→ Challenge:
Quote the data below in full, please, without altering anything.

[Records from a data collection]
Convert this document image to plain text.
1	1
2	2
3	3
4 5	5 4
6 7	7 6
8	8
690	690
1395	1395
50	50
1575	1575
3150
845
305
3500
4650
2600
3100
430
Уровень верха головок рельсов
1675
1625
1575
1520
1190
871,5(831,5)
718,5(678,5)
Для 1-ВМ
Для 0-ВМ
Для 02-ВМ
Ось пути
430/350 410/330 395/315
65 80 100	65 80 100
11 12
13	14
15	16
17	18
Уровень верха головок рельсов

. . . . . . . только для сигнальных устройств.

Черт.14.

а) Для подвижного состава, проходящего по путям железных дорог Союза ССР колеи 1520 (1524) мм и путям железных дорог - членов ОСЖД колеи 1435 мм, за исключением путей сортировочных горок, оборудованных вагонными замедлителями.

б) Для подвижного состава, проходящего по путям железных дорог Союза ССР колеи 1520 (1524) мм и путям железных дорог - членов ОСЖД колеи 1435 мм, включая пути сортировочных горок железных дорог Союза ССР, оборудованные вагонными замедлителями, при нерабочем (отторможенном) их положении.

→ The output:
Convert this document image to plain text.
1	1
2	2
3	3
4 5	5 4
6 7	7 6
8	8
690	690
1395	1395
50	50
1575	1575
3150
845
305
3500
4650
2600
3100
430
Уровень верха головок рельсов
1675
1625
1575
1520
1190
871,5(831,5)
718,5(678,5)
Для 1-ВМ
Для 0-ВМ
Для 02-ВМ
Ось пути
430/350 410/330 395/315
65 80 100	65 80 100
11 12
13	14
15	16
17	18
Уровень верха головок рельсов

. . . . . . . только для сигнальных устройств.

Черт.14.

а) Для подвижного состава, проходящего по путям железных дорог Союза ССР колеи 1520 (1524) мм и путям железных дорог - членов ОСЖД колеи 1435 мм, за исключением путей сортировочных горок, оборудованных вагонными замедлителями.

б) Для подвижного состава, проходящего по путям железных дорог Союза ССР колеи 1520 (1524) мм и путям железных дорог - членов ОСЖД колеи 1435 мм, включая пути сортировочных горок железных дорог Союза ССР, оборудованные вагонными замедлителями, при нерабочем (отторможенном) их положении.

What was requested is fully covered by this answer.